Provided data:
* * * * * * * * *

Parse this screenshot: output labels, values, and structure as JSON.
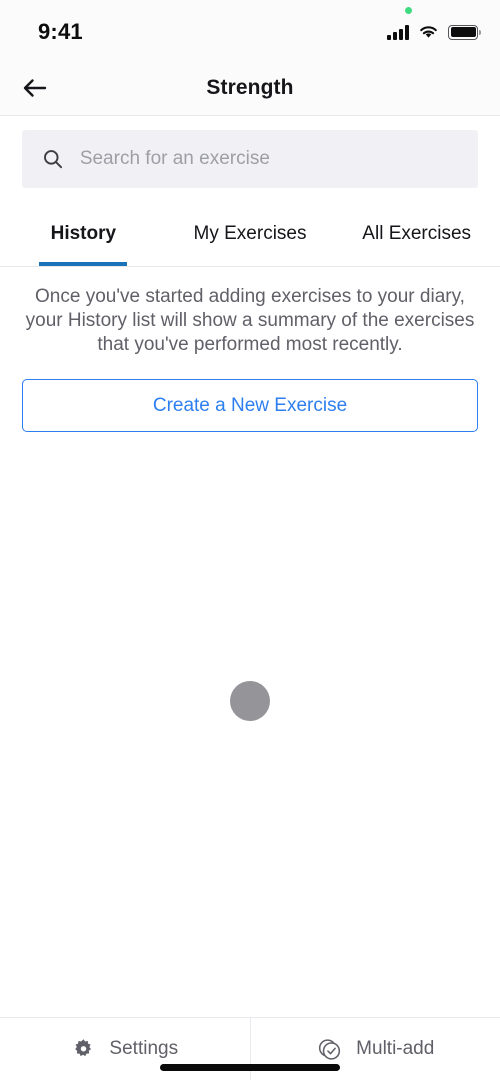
{
  "status_bar": {
    "time": "9:41",
    "signal_icon": "cellular-signal-icon",
    "wifi_icon": "wifi-icon",
    "battery_icon": "battery-full-icon",
    "recording_dot": "green-status-dot"
  },
  "header": {
    "back_icon": "back-arrow-icon",
    "title": "Strength"
  },
  "search": {
    "icon": "search-icon",
    "placeholder": "Search for an exercise",
    "value": ""
  },
  "tabs": {
    "active_index": 0,
    "items": [
      {
        "label": "History",
        "active": true
      },
      {
        "label": "My Exercises",
        "active": false
      },
      {
        "label": "All Exercises",
        "active": false
      }
    ]
  },
  "content": {
    "empty_state_text": "Once you've started adding exercises to your diary, your History list will show a summary of the exercises that you've performed most recently.",
    "create_button_label": "Create a New Exercise",
    "loading_indicator": "loading-circle-placeholder"
  },
  "bottom_bar": {
    "items": [
      {
        "label": "Settings",
        "icon": "gear-icon"
      },
      {
        "label": "Multi-add",
        "icon": "check-circle-stack-icon"
      }
    ],
    "home_indicator": "home-indicator-bar"
  },
  "colors": {
    "accent_blue": "#2d7ff0",
    "tab_underline": "#1a72ba",
    "text_primary": "#16161a",
    "text_secondary": "#606068",
    "search_bg": "#f1f1f5",
    "status_green": "#3ddc7f"
  }
}
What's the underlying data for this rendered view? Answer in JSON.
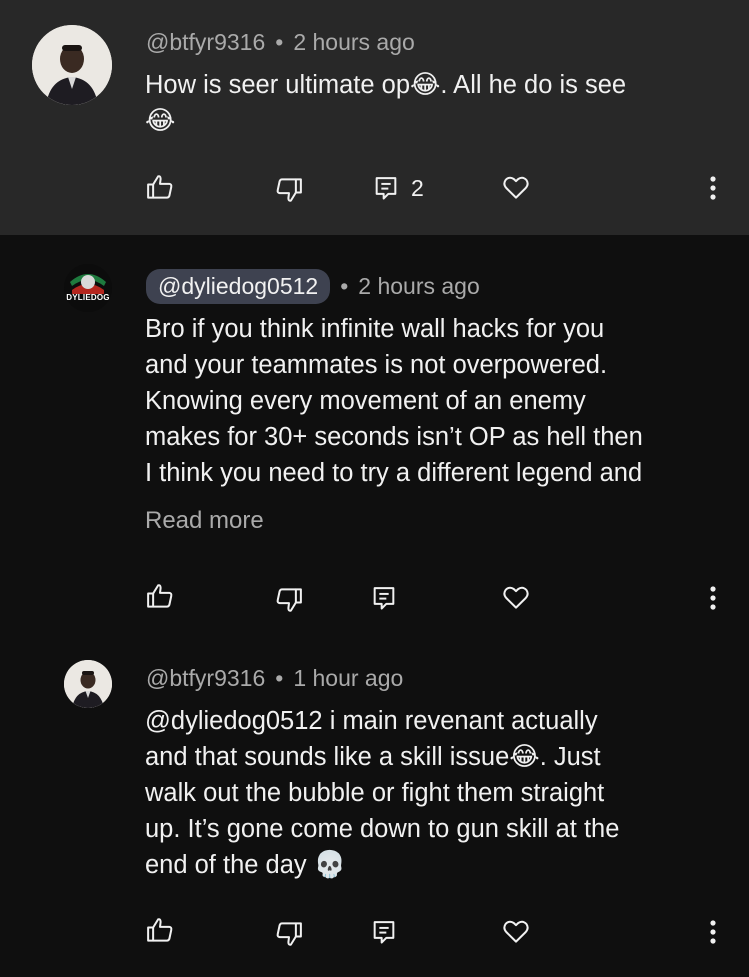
{
  "comments": [
    {
      "handle": "@btfyr9316",
      "separator": "•",
      "time": "2 hours ago",
      "line1_text": "How is seer ultimate op",
      "line1_emoji": "😂",
      "line1_rest": ". All he do is see",
      "line2_emoji": "😂",
      "reply_count": "2"
    },
    {
      "handle": "@dyliedog0512",
      "separator": "•",
      "time": "2 hours ago",
      "lines": [
        "Bro if you think infinite wall hacks for you",
        "and your teammates is not overpowered.",
        "Knowing every movement of an enemy",
        "makes for 30+ seconds isn’t OP as hell then",
        "I think you need to try a different legend and"
      ],
      "read_more": "Read more",
      "avatar_text": "DYLIEDOG"
    },
    {
      "handle": "@btfyr9316",
      "separator": "•",
      "time": "1 hour ago",
      "line1": " @dyliedog0512  i main revenant actually",
      "line2_text": "and that sounds like a skill issue",
      "line2_emoji": "😂",
      "line2_rest": ". Just",
      "line3": "walk out the bubble or fight them straight",
      "line4": "up. It’s gone come down to gun skill at the",
      "line5_text": "end of the day ",
      "line5_emoji": "💀"
    }
  ],
  "icons": {
    "like": "thumbs-up-icon",
    "dislike": "thumbs-down-icon",
    "reply": "reply-icon",
    "heart": "heart-icon",
    "more": "more-vertical-icon"
  }
}
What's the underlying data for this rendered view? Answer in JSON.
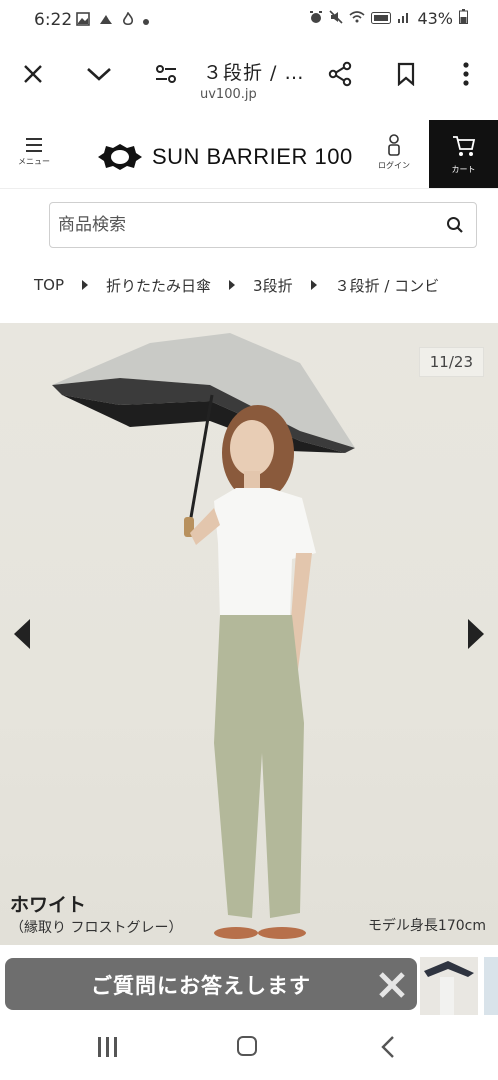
{
  "status_bar": {
    "time": "6:22",
    "battery": "43%",
    "icons": [
      "image-icon",
      "cloud-icon",
      "fire-icon",
      "dot-icon",
      "alarm-icon",
      "mute-icon",
      "wifi-icon",
      "volte-icon",
      "signal-icon",
      "battery-icon"
    ]
  },
  "browser": {
    "title": "３段折 / …",
    "url": "uv100.jp",
    "icons": [
      "close-icon",
      "chevron-down-icon",
      "tune-icon",
      "share-icon",
      "bookmark-icon",
      "more-icon"
    ]
  },
  "header": {
    "menu_label": "メニュー",
    "logo_text": "SUN BARRIER 100",
    "login_label": "ログイン",
    "cart_label": "カート"
  },
  "search": {
    "placeholder": "商品検索"
  },
  "breadcrumb": {
    "items": [
      "TOP",
      "折りたたみ日傘",
      "3段折",
      "３段折 / コンビ"
    ]
  },
  "gallery": {
    "counter": "11/23",
    "color_name": "ホワイト",
    "color_sub": "（縁取り フロストグレー）",
    "model_height": "モデル身長170cm"
  },
  "banner": {
    "text": "ご質問にお答えします"
  },
  "colors": {
    "cart_bg": "#111111",
    "banner_bg": "#5a5a5a",
    "photo_bg": "#e8e6df",
    "pants": "#b3b89a"
  }
}
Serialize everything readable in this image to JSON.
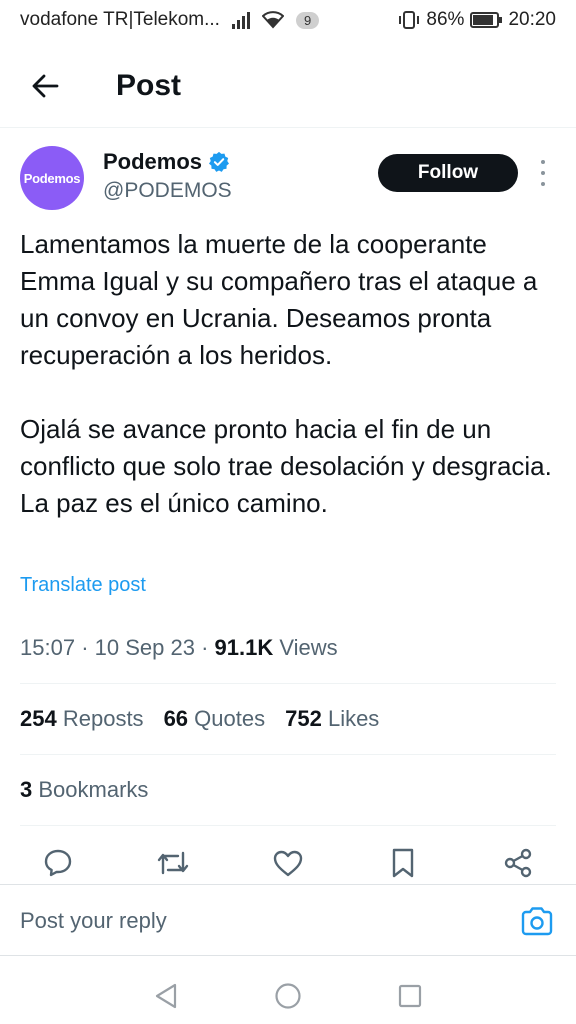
{
  "status_bar": {
    "carrier": "vodafone TR|Telekom...",
    "notification_count": "9",
    "battery": "86%",
    "time": "20:20"
  },
  "header": {
    "title": "Post",
    "back_icon": "arrow-left-icon"
  },
  "author": {
    "avatar_text": "Podemos",
    "name": "Podemos",
    "handle": "@PODEMOS",
    "verified": true,
    "follow_label": "Follow"
  },
  "post": {
    "paragraph_1": "Lamentamos la muerte de la cooperante Emma Igual y su compañero tras el ataque a un convoy en Ucrania. Deseamos pronta recuperación a los heridos.",
    "paragraph_2": "Ojalá se avance pronto hacia el fin de un conflicto que solo trae desolación y desgracia. La paz es el único camino.",
    "translate_label": "Translate post",
    "time": "15:07",
    "date": "10 Sep 23",
    "views_count": "91.1K",
    "views_label": "Views",
    "separator": "·"
  },
  "stats": {
    "reposts_count": "254",
    "reposts_label": "Reposts",
    "quotes_count": "66",
    "quotes_label": "Quotes",
    "likes_count": "752",
    "likes_label": "Likes",
    "bookmarks_count": "3",
    "bookmarks_label": "Bookmarks"
  },
  "actions": [
    "reply-icon",
    "repost-icon",
    "like-icon",
    "bookmark-icon",
    "share-icon"
  ],
  "reply": {
    "placeholder": "Post your reply"
  },
  "colors": {
    "accent": "#1d9bf0",
    "avatar_bg": "#8b5cf6",
    "follow_bg": "#0f1419",
    "text": "#0f1419",
    "secondary": "#536471"
  }
}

* * * * * * * * *

Challenge:
Gather up every line in the data above that contains the word "signal", copying each one.

The completed task:
    "signal_icon": "cellular-signal-icon",
      "signal-icon",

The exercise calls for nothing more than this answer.